*Problem description:* Please state how many lines in the records contain the string "arrow", with no words besides the number.

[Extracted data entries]
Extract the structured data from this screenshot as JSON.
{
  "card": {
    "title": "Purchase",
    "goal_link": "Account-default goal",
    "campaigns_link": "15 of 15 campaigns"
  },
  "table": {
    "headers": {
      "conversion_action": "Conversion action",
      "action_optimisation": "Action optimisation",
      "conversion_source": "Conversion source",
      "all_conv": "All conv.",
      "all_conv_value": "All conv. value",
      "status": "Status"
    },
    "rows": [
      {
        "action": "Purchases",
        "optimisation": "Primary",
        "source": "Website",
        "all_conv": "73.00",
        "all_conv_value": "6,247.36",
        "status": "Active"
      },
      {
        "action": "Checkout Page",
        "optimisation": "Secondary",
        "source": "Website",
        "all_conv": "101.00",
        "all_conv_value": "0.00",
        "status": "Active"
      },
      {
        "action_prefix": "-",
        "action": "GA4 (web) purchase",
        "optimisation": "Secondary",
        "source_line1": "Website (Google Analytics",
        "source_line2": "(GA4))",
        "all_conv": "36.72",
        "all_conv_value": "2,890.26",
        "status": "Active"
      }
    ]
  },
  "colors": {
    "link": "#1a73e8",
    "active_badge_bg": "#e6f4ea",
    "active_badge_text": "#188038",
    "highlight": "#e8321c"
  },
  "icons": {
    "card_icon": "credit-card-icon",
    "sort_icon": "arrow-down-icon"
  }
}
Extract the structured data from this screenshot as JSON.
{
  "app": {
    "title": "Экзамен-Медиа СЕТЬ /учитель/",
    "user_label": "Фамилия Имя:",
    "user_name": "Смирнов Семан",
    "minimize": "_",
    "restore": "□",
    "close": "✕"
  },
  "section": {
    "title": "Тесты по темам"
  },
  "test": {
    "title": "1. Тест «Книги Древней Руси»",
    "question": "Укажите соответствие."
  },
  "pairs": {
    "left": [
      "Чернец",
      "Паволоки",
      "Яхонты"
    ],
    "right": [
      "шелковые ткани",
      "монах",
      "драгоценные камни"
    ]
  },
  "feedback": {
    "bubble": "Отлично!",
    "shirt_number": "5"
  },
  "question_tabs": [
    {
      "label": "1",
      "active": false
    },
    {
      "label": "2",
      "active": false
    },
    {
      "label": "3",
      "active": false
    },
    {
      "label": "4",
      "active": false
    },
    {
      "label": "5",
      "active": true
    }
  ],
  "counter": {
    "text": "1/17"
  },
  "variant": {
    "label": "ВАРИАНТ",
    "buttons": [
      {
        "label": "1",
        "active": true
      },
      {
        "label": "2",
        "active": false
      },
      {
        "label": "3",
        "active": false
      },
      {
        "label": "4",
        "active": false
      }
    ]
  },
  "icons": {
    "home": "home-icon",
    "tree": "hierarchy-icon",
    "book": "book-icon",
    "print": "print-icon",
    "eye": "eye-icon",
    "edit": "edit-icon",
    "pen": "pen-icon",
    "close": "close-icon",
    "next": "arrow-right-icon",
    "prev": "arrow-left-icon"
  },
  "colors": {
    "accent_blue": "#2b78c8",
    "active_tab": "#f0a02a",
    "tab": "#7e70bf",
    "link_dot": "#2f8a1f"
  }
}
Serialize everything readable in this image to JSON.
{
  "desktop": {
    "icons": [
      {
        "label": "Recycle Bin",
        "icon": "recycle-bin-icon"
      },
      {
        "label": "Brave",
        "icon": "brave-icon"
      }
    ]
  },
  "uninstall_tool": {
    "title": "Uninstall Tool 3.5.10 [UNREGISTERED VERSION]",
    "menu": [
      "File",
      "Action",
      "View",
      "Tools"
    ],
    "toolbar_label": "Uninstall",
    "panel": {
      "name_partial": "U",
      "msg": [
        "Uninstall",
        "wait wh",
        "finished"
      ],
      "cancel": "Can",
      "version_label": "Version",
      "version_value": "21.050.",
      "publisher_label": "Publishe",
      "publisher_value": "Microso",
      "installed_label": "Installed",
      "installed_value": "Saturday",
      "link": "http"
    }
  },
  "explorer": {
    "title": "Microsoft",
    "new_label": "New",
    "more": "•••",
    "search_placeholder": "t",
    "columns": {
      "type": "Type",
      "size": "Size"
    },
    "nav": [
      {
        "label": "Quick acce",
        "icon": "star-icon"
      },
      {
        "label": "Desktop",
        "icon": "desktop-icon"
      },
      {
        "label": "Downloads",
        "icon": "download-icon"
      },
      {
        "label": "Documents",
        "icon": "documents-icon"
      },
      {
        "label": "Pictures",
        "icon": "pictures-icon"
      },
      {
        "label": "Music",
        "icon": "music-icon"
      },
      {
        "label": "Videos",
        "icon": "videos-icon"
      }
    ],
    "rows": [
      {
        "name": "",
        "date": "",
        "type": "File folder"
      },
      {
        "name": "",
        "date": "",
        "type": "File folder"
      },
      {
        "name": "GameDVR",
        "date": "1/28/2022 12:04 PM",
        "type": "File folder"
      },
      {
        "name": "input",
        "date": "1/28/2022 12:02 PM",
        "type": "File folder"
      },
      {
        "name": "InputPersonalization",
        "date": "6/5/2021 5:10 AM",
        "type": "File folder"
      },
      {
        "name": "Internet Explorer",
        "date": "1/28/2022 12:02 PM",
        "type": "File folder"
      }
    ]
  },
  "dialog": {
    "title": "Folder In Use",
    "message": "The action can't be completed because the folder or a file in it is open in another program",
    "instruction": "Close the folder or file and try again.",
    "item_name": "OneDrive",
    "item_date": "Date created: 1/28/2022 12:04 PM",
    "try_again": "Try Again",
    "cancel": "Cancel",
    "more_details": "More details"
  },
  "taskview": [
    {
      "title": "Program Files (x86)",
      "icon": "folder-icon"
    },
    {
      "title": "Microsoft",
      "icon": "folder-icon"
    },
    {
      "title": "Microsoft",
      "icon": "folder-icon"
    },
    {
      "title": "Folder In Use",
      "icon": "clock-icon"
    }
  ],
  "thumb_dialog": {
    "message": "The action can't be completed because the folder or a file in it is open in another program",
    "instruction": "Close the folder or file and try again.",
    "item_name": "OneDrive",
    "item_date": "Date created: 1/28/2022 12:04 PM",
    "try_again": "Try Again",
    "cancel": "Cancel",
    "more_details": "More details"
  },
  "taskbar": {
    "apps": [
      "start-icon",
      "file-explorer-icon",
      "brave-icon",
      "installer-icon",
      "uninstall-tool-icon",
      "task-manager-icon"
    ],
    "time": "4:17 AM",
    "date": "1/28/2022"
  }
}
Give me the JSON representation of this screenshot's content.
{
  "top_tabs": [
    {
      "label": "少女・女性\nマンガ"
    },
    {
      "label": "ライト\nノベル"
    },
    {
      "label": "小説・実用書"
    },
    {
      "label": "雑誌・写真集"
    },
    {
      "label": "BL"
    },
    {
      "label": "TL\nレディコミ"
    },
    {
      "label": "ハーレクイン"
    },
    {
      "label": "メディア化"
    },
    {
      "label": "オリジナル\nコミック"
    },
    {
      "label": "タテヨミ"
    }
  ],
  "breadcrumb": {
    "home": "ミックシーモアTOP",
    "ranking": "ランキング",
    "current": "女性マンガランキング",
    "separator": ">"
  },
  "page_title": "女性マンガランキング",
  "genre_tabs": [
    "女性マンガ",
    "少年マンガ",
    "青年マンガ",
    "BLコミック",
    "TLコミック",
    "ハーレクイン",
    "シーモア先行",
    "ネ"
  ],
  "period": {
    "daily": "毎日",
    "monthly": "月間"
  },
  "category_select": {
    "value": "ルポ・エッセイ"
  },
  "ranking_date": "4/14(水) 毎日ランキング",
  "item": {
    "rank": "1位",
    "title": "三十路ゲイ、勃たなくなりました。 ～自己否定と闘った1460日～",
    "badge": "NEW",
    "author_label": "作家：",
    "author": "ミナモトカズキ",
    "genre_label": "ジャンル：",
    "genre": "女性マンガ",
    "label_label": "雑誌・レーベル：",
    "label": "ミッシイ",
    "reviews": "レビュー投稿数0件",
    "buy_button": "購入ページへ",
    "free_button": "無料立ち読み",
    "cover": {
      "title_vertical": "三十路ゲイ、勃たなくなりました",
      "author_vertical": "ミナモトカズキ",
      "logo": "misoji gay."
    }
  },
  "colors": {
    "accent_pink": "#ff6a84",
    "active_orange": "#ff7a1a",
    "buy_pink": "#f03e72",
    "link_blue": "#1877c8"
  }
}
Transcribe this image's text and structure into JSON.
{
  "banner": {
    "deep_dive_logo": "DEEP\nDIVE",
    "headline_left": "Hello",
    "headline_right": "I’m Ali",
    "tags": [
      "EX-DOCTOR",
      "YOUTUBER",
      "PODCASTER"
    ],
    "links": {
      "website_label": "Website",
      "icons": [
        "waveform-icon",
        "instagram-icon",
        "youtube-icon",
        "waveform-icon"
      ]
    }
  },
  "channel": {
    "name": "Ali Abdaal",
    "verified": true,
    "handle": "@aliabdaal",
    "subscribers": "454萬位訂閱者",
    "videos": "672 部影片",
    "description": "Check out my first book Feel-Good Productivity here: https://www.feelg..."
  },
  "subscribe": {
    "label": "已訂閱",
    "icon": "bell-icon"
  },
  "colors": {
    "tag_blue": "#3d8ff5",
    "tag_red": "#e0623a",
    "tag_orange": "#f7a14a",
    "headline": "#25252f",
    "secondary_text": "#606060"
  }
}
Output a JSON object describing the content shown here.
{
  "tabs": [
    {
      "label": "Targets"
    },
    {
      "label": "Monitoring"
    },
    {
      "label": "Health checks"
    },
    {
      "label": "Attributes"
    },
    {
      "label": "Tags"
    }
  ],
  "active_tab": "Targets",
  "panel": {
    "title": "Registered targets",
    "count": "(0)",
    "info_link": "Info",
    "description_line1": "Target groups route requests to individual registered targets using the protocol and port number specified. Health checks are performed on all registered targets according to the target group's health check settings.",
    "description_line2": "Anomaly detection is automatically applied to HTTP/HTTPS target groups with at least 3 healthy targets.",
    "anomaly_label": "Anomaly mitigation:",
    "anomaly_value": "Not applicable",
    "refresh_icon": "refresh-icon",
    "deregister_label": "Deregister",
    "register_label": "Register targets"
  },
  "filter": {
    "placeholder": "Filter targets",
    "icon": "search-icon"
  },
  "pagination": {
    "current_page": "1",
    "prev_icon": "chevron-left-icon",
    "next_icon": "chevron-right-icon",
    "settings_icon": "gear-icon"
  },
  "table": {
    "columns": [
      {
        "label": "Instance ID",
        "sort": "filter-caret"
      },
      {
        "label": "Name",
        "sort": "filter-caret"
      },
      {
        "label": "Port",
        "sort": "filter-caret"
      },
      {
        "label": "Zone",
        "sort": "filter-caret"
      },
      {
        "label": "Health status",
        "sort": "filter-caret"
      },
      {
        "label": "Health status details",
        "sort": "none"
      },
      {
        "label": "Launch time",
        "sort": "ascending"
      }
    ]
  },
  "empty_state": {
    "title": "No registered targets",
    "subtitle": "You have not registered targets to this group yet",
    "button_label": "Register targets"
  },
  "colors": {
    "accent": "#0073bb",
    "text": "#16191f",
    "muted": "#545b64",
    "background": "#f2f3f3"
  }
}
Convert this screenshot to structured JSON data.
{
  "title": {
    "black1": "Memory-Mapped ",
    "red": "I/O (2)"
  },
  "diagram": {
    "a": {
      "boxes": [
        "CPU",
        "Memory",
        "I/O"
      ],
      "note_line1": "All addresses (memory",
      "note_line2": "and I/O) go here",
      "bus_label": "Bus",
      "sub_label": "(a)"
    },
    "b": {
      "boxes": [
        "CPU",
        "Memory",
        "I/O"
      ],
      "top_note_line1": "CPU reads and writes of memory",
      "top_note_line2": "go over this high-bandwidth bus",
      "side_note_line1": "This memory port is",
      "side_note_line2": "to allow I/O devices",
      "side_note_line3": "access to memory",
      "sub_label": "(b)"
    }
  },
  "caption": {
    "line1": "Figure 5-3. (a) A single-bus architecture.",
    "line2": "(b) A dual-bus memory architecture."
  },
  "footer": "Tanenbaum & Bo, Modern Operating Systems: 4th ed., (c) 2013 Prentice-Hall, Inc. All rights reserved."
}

*Task solution:* 3